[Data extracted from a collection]
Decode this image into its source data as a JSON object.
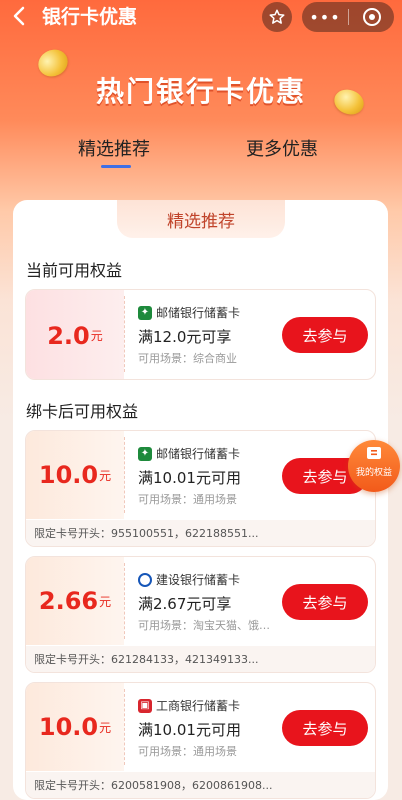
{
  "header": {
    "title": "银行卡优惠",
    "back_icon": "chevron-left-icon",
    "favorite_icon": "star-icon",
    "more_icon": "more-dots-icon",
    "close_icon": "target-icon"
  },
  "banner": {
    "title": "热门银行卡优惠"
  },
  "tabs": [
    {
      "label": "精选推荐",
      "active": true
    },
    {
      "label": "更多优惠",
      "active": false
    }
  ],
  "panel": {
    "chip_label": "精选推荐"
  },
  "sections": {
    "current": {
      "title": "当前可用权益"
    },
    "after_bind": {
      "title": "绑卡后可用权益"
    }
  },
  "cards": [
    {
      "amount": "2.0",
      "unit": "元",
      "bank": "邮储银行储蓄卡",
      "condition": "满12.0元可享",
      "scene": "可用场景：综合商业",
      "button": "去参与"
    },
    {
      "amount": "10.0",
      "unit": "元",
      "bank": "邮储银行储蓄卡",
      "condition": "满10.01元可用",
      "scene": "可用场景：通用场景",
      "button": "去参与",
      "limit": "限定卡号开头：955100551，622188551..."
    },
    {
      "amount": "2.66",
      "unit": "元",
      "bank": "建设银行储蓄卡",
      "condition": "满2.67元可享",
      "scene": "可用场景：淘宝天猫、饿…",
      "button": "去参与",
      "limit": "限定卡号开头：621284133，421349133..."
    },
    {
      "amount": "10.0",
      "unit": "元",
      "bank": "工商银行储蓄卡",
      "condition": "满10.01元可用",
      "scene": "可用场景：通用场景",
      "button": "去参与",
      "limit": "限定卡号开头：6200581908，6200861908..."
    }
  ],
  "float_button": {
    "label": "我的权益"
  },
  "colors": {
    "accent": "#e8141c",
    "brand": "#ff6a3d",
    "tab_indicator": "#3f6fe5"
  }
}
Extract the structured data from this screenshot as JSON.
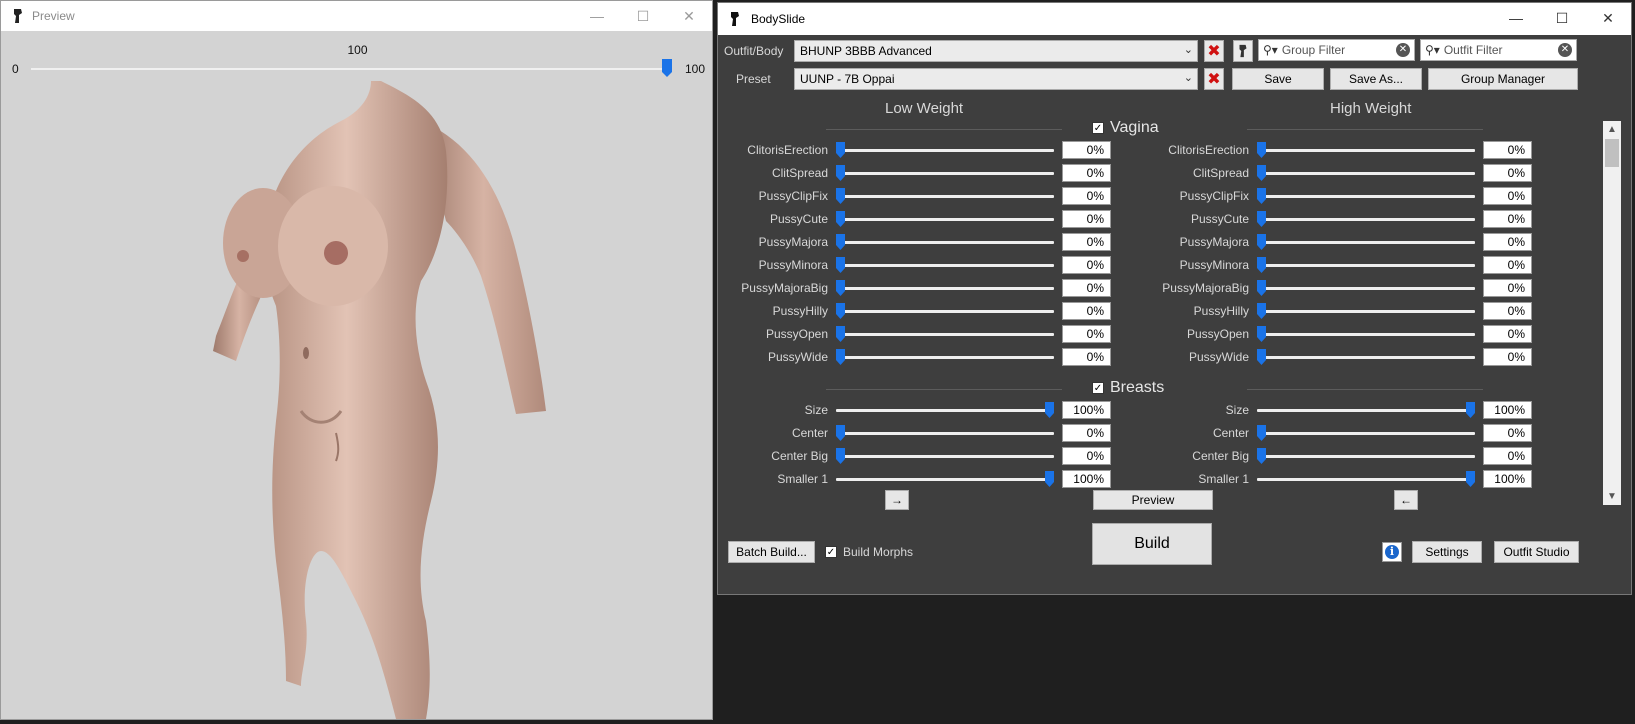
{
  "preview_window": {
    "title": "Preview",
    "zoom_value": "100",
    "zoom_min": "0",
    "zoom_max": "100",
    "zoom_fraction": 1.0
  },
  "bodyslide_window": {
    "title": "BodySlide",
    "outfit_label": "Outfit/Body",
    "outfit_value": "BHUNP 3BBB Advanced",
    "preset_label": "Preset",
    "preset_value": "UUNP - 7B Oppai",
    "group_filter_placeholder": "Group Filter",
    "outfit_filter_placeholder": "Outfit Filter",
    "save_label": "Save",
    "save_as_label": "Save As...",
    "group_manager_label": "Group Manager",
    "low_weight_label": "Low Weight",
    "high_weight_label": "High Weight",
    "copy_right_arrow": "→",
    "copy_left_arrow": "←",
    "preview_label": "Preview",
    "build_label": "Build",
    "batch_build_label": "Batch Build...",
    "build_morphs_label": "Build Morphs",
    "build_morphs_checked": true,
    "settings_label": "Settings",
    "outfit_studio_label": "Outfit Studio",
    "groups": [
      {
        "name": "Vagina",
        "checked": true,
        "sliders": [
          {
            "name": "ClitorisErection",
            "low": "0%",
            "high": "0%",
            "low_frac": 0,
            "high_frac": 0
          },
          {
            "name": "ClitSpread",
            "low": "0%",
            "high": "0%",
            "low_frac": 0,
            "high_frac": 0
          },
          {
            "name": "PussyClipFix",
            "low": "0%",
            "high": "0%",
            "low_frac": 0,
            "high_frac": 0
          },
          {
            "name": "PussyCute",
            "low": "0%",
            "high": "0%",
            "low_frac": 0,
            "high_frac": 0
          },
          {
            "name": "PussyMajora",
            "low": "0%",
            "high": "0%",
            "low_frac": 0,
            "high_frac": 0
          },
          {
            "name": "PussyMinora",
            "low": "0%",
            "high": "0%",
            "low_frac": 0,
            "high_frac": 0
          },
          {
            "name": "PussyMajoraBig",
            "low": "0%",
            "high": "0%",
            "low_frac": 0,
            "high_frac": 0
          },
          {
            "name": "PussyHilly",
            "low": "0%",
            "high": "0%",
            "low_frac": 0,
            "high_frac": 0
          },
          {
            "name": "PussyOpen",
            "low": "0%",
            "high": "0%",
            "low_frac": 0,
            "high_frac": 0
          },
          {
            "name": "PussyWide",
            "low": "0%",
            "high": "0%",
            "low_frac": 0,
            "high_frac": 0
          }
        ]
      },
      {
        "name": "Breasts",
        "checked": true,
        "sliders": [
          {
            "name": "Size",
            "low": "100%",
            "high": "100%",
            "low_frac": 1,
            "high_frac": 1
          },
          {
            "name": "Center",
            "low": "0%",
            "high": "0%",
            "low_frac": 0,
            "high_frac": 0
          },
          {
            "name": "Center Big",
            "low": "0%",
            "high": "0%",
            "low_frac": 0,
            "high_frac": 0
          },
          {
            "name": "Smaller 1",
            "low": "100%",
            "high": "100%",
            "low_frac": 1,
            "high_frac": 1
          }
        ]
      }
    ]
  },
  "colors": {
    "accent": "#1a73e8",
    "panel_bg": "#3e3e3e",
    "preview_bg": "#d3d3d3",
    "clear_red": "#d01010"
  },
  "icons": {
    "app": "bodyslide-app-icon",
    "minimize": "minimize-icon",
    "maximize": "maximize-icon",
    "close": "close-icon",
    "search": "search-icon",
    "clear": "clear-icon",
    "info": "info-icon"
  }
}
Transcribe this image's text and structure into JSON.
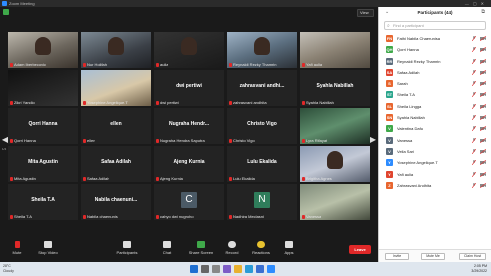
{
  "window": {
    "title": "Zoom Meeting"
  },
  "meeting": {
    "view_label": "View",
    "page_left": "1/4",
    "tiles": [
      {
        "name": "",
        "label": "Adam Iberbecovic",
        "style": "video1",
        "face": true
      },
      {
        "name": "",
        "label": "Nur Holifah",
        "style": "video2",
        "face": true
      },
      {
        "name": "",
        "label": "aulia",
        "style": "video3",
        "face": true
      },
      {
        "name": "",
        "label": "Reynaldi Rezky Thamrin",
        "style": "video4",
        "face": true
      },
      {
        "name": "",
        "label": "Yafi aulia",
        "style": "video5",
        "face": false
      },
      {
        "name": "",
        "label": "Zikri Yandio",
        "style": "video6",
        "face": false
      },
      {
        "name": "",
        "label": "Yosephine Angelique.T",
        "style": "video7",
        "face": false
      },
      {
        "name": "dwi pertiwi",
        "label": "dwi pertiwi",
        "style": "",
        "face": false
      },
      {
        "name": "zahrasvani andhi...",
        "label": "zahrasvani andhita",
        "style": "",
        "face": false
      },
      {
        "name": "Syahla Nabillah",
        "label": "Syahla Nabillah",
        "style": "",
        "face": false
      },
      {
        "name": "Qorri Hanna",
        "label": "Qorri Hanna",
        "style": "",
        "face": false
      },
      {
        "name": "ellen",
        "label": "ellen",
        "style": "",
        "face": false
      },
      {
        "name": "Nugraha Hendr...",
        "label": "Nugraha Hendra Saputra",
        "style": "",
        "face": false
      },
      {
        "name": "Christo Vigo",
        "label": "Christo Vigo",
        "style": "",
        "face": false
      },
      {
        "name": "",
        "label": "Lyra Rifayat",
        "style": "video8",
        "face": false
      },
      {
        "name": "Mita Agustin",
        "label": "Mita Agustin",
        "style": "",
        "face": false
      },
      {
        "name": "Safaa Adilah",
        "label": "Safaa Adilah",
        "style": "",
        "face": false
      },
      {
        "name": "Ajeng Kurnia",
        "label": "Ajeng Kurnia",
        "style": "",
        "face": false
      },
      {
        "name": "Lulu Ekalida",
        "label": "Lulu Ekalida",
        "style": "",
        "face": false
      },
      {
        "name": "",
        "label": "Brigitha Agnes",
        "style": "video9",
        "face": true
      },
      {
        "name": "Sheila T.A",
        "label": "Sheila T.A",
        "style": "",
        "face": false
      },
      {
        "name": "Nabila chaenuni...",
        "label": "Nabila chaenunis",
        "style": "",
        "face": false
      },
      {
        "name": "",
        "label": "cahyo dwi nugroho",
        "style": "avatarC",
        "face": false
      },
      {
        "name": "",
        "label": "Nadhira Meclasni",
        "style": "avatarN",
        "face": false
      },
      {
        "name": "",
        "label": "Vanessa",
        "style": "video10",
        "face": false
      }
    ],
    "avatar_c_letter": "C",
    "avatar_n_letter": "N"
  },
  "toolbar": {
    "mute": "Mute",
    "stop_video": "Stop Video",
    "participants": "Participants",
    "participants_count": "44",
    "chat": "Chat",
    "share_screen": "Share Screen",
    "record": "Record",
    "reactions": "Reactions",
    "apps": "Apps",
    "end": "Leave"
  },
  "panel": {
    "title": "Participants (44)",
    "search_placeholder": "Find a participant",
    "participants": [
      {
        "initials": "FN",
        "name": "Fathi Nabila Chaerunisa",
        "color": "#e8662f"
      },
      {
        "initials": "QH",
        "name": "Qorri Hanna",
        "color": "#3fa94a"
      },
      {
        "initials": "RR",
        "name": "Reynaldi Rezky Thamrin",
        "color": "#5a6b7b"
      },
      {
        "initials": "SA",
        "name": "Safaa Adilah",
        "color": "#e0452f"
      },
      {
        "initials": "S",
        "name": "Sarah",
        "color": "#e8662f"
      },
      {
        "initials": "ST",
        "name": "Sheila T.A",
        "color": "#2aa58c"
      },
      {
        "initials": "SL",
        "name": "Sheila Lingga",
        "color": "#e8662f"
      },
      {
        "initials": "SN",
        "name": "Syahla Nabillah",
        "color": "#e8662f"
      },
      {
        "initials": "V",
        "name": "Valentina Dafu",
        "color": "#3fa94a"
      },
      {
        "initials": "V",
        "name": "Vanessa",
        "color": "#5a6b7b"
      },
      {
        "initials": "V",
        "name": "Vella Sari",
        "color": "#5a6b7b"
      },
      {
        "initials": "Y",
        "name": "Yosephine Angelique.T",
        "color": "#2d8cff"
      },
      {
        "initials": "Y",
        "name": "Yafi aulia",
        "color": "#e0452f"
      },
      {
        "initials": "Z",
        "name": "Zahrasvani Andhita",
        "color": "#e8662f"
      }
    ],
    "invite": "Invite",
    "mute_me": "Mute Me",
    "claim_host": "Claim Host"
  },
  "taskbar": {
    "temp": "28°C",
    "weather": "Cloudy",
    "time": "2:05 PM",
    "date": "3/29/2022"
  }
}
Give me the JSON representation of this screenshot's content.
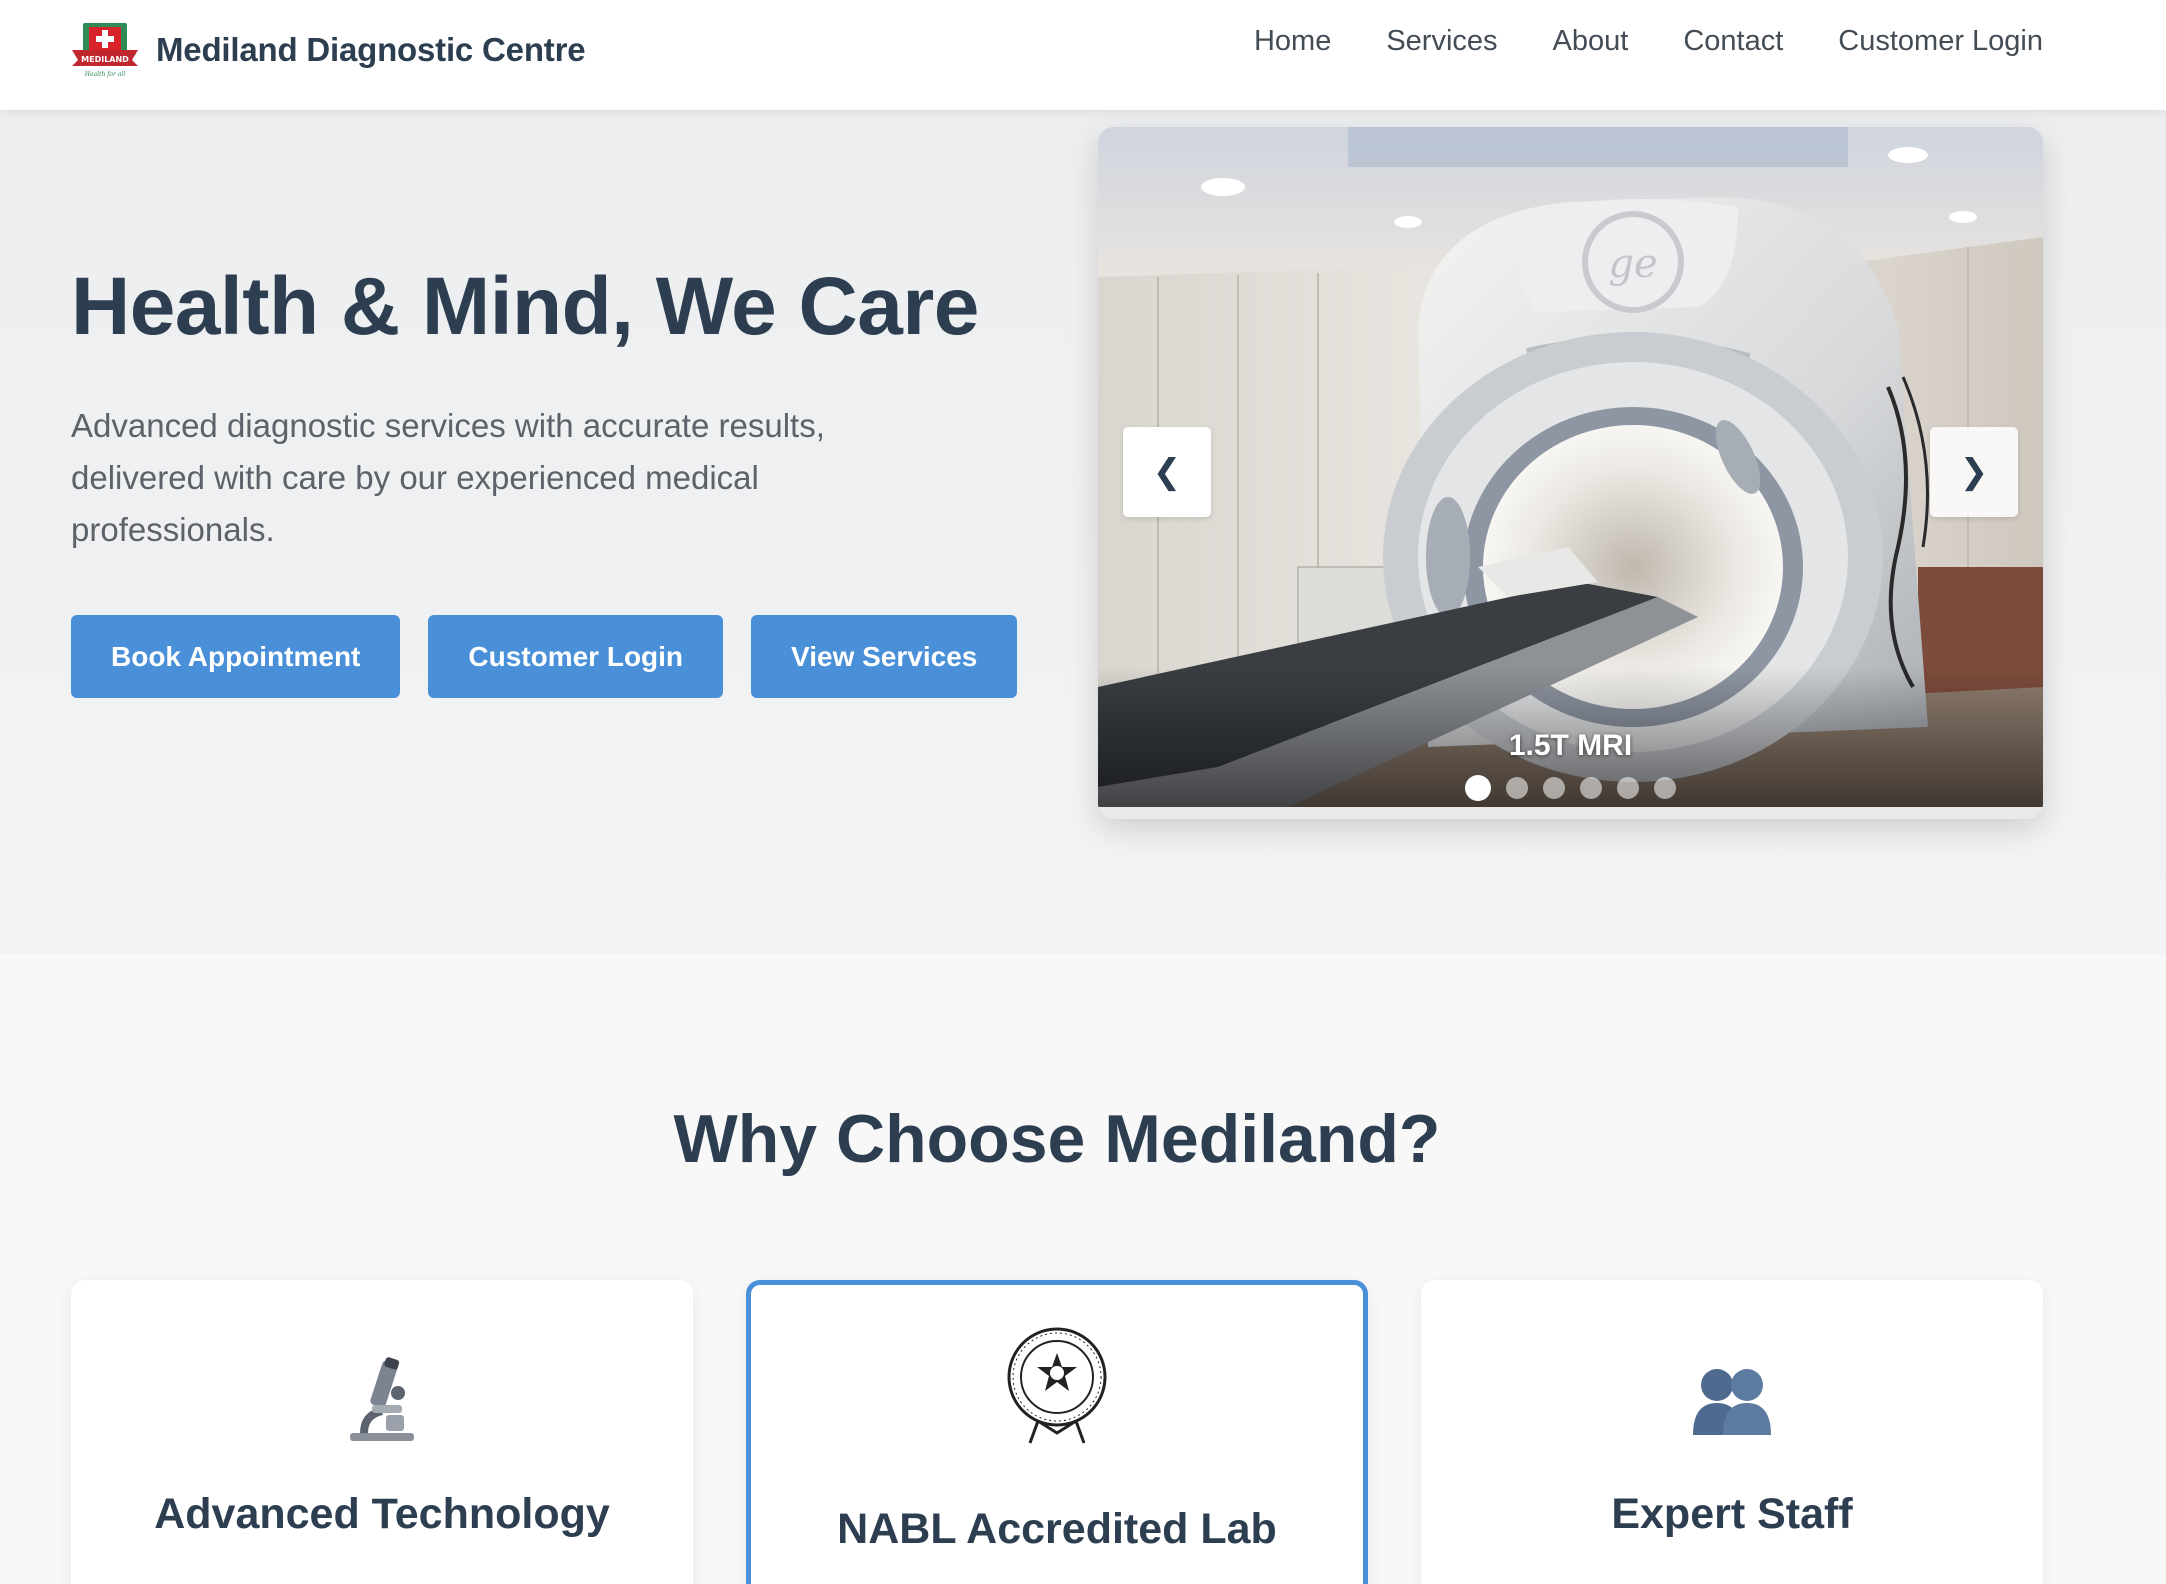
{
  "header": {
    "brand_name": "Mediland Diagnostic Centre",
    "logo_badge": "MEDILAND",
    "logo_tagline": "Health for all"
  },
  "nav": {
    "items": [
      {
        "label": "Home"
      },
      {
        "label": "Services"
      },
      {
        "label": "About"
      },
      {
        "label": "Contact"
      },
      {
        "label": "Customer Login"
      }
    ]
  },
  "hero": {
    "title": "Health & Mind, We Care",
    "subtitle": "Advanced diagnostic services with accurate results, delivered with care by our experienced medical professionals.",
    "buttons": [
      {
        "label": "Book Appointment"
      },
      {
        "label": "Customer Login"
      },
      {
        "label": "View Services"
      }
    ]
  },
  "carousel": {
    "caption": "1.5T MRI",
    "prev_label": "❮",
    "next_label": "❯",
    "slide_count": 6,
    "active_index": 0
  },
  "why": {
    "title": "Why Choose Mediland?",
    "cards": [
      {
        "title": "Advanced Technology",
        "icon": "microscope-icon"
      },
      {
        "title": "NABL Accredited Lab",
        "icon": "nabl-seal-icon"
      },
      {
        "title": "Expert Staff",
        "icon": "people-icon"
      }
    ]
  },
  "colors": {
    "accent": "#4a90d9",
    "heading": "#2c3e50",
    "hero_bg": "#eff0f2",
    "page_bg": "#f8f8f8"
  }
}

● Directions: Beginning at the line with "Give me the" and ending at the last line of the listing above, retype each line exactly, including those two lines. Leave the pictures out.

● Answer to the task:
Give me the JSON representation of this screenshot's content.
{
  "header": {
    "brand_name": "Mediland Diagnostic Centre",
    "logo_badge": "MEDILAND",
    "logo_tagline": "Health for all"
  },
  "nav": {
    "items": [
      {
        "label": "Home"
      },
      {
        "label": "Services"
      },
      {
        "label": "About"
      },
      {
        "label": "Contact"
      },
      {
        "label": "Customer Login"
      }
    ]
  },
  "hero": {
    "title": "Health & Mind, We Care",
    "subtitle": "Advanced diagnostic services with accurate results, delivered with care by our experienced medical professionals.",
    "buttons": [
      {
        "label": "Book Appointment"
      },
      {
        "label": "Customer Login"
      },
      {
        "label": "View Services"
      }
    ]
  },
  "carousel": {
    "caption": "1.5T MRI",
    "prev_label": "❮",
    "next_label": "❯",
    "slide_count": 6,
    "active_index": 0
  },
  "why": {
    "title": "Why Choose Mediland?",
    "cards": [
      {
        "title": "Advanced Technology",
        "icon": "microscope-icon"
      },
      {
        "title": "NABL Accredited Lab",
        "icon": "nabl-seal-icon"
      },
      {
        "title": "Expert Staff",
        "icon": "people-icon"
      }
    ]
  },
  "colors": {
    "accent": "#4a90d9",
    "heading": "#2c3e50",
    "hero_bg": "#eff0f2",
    "page_bg": "#f8f8f8"
  }
}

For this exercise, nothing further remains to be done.